───── Raw records ─────

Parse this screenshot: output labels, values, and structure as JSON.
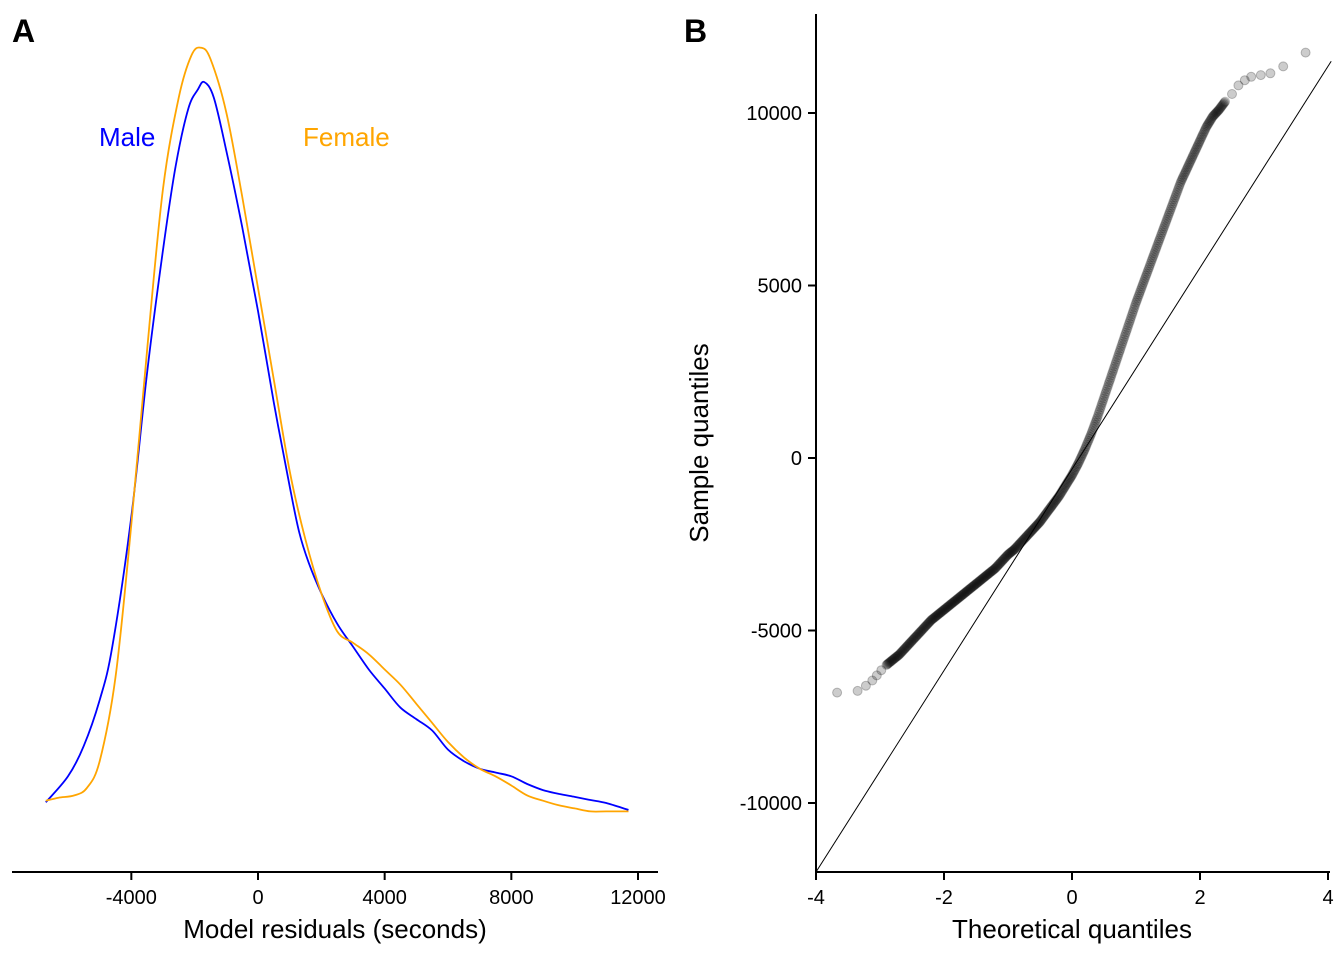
{
  "chart_data": [
    {
      "panel": "A",
      "type": "line",
      "title": "",
      "xlabel": "Model residuals (seconds)",
      "ylabel": "",
      "xlim": [
        -7800,
        12600
      ],
      "ylim": [
        0,
        1.0
      ],
      "x_ticks": [
        -4000,
        0,
        4000,
        8000,
        12000
      ],
      "x_tick_labels": [
        "-4000",
        "0",
        "4000",
        "8000",
        "12000"
      ],
      "y_axis_shown": false,
      "grid": false,
      "legend": "inline-labels",
      "series": [
        {
          "name": "Male",
          "color": "#0000ff",
          "x": [
            -6700,
            -6000,
            -5500,
            -5000,
            -4600,
            -4000,
            -3500,
            -3000,
            -2600,
            -2200,
            -1900,
            -1700,
            -1400,
            -1000,
            -500,
            0,
            500,
            1000,
            1300,
            1600,
            2000,
            2500,
            3000,
            3500,
            4000,
            4500,
            5000,
            5500,
            6000,
            6500,
            7000,
            7500,
            8000,
            8500,
            9000,
            9500,
            10000,
            10500,
            11000,
            11700
          ],
          "y": [
            0.056,
            0.09,
            0.13,
            0.19,
            0.26,
            0.43,
            0.62,
            0.78,
            0.89,
            0.965,
            0.99,
            1.0,
            0.98,
            0.91,
            0.81,
            0.7,
            0.58,
            0.47,
            0.41,
            0.37,
            0.33,
            0.29,
            0.26,
            0.23,
            0.205,
            0.18,
            0.165,
            0.15,
            0.125,
            0.11,
            0.1,
            0.095,
            0.09,
            0.08,
            0.072,
            0.067,
            0.063,
            0.059,
            0.055,
            0.046
          ]
        },
        {
          "name": "Female",
          "color": "#ffa500",
          "x": [
            -6700,
            -6300,
            -5800,
            -5400,
            -5000,
            -4500,
            -4000,
            -3500,
            -3000,
            -2500,
            -2100,
            -1800,
            -1500,
            -1000,
            -500,
            0,
            500,
            1000,
            1500,
            2000,
            2500,
            3000,
            3500,
            4000,
            4500,
            5000,
            5500,
            6000,
            6500,
            7000,
            7500,
            8000,
            8500,
            9000,
            9500,
            10000,
            10500,
            11000,
            11700
          ],
          "y": [
            0.058,
            0.062,
            0.065,
            0.075,
            0.11,
            0.22,
            0.42,
            0.65,
            0.86,
            0.98,
            1.035,
            1.045,
            1.03,
            0.96,
            0.85,
            0.73,
            0.61,
            0.49,
            0.4,
            0.33,
            0.28,
            0.265,
            0.25,
            0.23,
            0.21,
            0.185,
            0.16,
            0.135,
            0.115,
            0.1,
            0.09,
            0.078,
            0.065,
            0.058,
            0.052,
            0.048,
            0.044,
            0.044,
            0.044
          ]
        }
      ],
      "annotations": [
        {
          "text": "Male",
          "color": "#0000ff"
        },
        {
          "text": "Female",
          "color": "#ffa500"
        }
      ]
    },
    {
      "panel": "B",
      "type": "scatter",
      "title": "",
      "xlabel": "Theoretical quantiles",
      "ylabel": "Sample quantiles",
      "xlim": [
        -4,
        4
      ],
      "ylim": [
        -12000,
        12600
      ],
      "x_ticks": [
        -4,
        -2,
        0,
        2,
        4
      ],
      "x_tick_labels": [
        "-4",
        "-2",
        "0",
        "2",
        "4"
      ],
      "y_ticks": [
        -10000,
        -5000,
        0,
        5000,
        10000
      ],
      "y_tick_labels": [
        "-10000",
        "-5000",
        "0",
        "5000",
        "10000"
      ],
      "grid": false,
      "point_color": "#000000",
      "point_opacity": 0.2,
      "reference_line": {
        "x": [
          -4,
          4.05
        ],
        "y": [
          -12000,
          11500
        ],
        "color": "#000000"
      },
      "x": [
        -3.67,
        -3.35,
        -3.22,
        -3.12,
        -3.05,
        -2.98,
        -2.9,
        -2.8,
        -2.7,
        -2.6,
        -2.5,
        -2.4,
        -2.3,
        -2.2,
        -2.1,
        -2.0,
        -1.9,
        -1.8,
        -1.7,
        -1.6,
        -1.5,
        -1.4,
        -1.3,
        -1.2,
        -1.1,
        -1.0,
        -0.9,
        -0.8,
        -0.7,
        -0.6,
        -0.5,
        -0.4,
        -0.3,
        -0.2,
        -0.1,
        0.0,
        0.1,
        0.2,
        0.3,
        0.4,
        0.5,
        0.6,
        0.7,
        0.8,
        0.9,
        1.0,
        1.1,
        1.2,
        1.3,
        1.4,
        1.5,
        1.6,
        1.7,
        1.8,
        1.9,
        2.0,
        2.1,
        2.2,
        2.3,
        2.4,
        2.5,
        2.6,
        2.7,
        2.8,
        2.95,
        3.1,
        3.3,
        3.65
      ],
      "y": [
        -6800,
        -6750,
        -6600,
        -6450,
        -6300,
        -6150,
        -6000,
        -5850,
        -5700,
        -5500,
        -5300,
        -5100,
        -4900,
        -4700,
        -4550,
        -4400,
        -4250,
        -4100,
        -3950,
        -3800,
        -3650,
        -3500,
        -3350,
        -3200,
        -3000,
        -2800,
        -2650,
        -2450,
        -2250,
        -2050,
        -1850,
        -1600,
        -1350,
        -1100,
        -800,
        -500,
        -150,
        250,
        700,
        1200,
        1750,
        2300,
        2850,
        3400,
        3950,
        4500,
        5000,
        5500,
        6000,
        6500,
        7000,
        7500,
        8000,
        8400,
        8800,
        9200,
        9600,
        9900,
        10100,
        10350,
        10550,
        10800,
        10950,
        11050,
        11100,
        11150,
        11350,
        11750
      ]
    }
  ],
  "panel_labels": [
    "A",
    "B"
  ]
}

─────

→ Job: Would you mind returning each entry above word for word, skipping the images?

→ The answer:
Parse this screenshot: output labels, values, and structure as JSON.
{
  "chart_data": [
    {
      "panel": "A",
      "type": "line",
      "title": "",
      "xlabel": "Model residuals (seconds)",
      "ylabel": "",
      "xlim": [
        -7800,
        12600
      ],
      "ylim": [
        0,
        1.0
      ],
      "x_ticks": [
        -4000,
        0,
        4000,
        8000,
        12000
      ],
      "x_tick_labels": [
        "-4000",
        "0",
        "4000",
        "8000",
        "12000"
      ],
      "y_axis_shown": false,
      "grid": false,
      "legend": "inline-labels",
      "series": [
        {
          "name": "Male",
          "color": "#0000ff",
          "x": [
            -6700,
            -6000,
            -5500,
            -5000,
            -4600,
            -4000,
            -3500,
            -3000,
            -2600,
            -2200,
            -1900,
            -1700,
            -1400,
            -1000,
            -500,
            0,
            500,
            1000,
            1300,
            1600,
            2000,
            2500,
            3000,
            3500,
            4000,
            4500,
            5000,
            5500,
            6000,
            6500,
            7000,
            7500,
            8000,
            8500,
            9000,
            9500,
            10000,
            10500,
            11000,
            11700
          ],
          "y": [
            0.056,
            0.09,
            0.13,
            0.19,
            0.26,
            0.43,
            0.62,
            0.78,
            0.89,
            0.965,
            0.99,
            1.0,
            0.98,
            0.91,
            0.81,
            0.7,
            0.58,
            0.47,
            0.41,
            0.37,
            0.33,
            0.29,
            0.26,
            0.23,
            0.205,
            0.18,
            0.165,
            0.15,
            0.125,
            0.11,
            0.1,
            0.095,
            0.09,
            0.08,
            0.072,
            0.067,
            0.063,
            0.059,
            0.055,
            0.046
          ]
        },
        {
          "name": "Female",
          "color": "#ffa500",
          "x": [
            -6700,
            -6300,
            -5800,
            -5400,
            -5000,
            -4500,
            -4000,
            -3500,
            -3000,
            -2500,
            -2100,
            -1800,
            -1500,
            -1000,
            -500,
            0,
            500,
            1000,
            1500,
            2000,
            2500,
            3000,
            3500,
            4000,
            4500,
            5000,
            5500,
            6000,
            6500,
            7000,
            7500,
            8000,
            8500,
            9000,
            9500,
            10000,
            10500,
            11000,
            11700
          ],
          "y": [
            0.058,
            0.062,
            0.065,
            0.075,
            0.11,
            0.22,
            0.42,
            0.65,
            0.86,
            0.98,
            1.035,
            1.045,
            1.03,
            0.96,
            0.85,
            0.73,
            0.61,
            0.49,
            0.4,
            0.33,
            0.28,
            0.265,
            0.25,
            0.23,
            0.21,
            0.185,
            0.16,
            0.135,
            0.115,
            0.1,
            0.09,
            0.078,
            0.065,
            0.058,
            0.052,
            0.048,
            0.044,
            0.044,
            0.044
          ]
        }
      ],
      "annotations": [
        {
          "text": "Male",
          "color": "#0000ff"
        },
        {
          "text": "Female",
          "color": "#ffa500"
        }
      ]
    },
    {
      "panel": "B",
      "type": "scatter",
      "title": "",
      "xlabel": "Theoretical quantiles",
      "ylabel": "Sample quantiles",
      "xlim": [
        -4,
        4
      ],
      "ylim": [
        -12000,
        12600
      ],
      "x_ticks": [
        -4,
        -2,
        0,
        2,
        4
      ],
      "x_tick_labels": [
        "-4",
        "-2",
        "0",
        "2",
        "4"
      ],
      "y_ticks": [
        -10000,
        -5000,
        0,
        5000,
        10000
      ],
      "y_tick_labels": [
        "-10000",
        "-5000",
        "0",
        "5000",
        "10000"
      ],
      "grid": false,
      "point_color": "#000000",
      "point_opacity": 0.2,
      "reference_line": {
        "x": [
          -4,
          4.05
        ],
        "y": [
          -12000,
          11500
        ],
        "color": "#000000"
      },
      "x": [
        -3.67,
        -3.35,
        -3.22,
        -3.12,
        -3.05,
        -2.98,
        -2.9,
        -2.8,
        -2.7,
        -2.6,
        -2.5,
        -2.4,
        -2.3,
        -2.2,
        -2.1,
        -2.0,
        -1.9,
        -1.8,
        -1.7,
        -1.6,
        -1.5,
        -1.4,
        -1.3,
        -1.2,
        -1.1,
        -1.0,
        -0.9,
        -0.8,
        -0.7,
        -0.6,
        -0.5,
        -0.4,
        -0.3,
        -0.2,
        -0.1,
        0.0,
        0.1,
        0.2,
        0.3,
        0.4,
        0.5,
        0.6,
        0.7,
        0.8,
        0.9,
        1.0,
        1.1,
        1.2,
        1.3,
        1.4,
        1.5,
        1.6,
        1.7,
        1.8,
        1.9,
        2.0,
        2.1,
        2.2,
        2.3,
        2.4,
        2.5,
        2.6,
        2.7,
        2.8,
        2.95,
        3.1,
        3.3,
        3.65
      ],
      "y": [
        -6800,
        -6750,
        -6600,
        -6450,
        -6300,
        -6150,
        -6000,
        -5850,
        -5700,
        -5500,
        -5300,
        -5100,
        -4900,
        -4700,
        -4550,
        -4400,
        -4250,
        -4100,
        -3950,
        -3800,
        -3650,
        -3500,
        -3350,
        -3200,
        -3000,
        -2800,
        -2650,
        -2450,
        -2250,
        -2050,
        -1850,
        -1600,
        -1350,
        -1100,
        -800,
        -500,
        -150,
        250,
        700,
        1200,
        1750,
        2300,
        2850,
        3400,
        3950,
        4500,
        5000,
        5500,
        6000,
        6500,
        7000,
        7500,
        8000,
        8400,
        8800,
        9200,
        9600,
        9900,
        10100,
        10350,
        10550,
        10800,
        10950,
        11050,
        11100,
        11150,
        11350,
        11750
      ]
    }
  ],
  "panel_labels": [
    "A",
    "B"
  ]
}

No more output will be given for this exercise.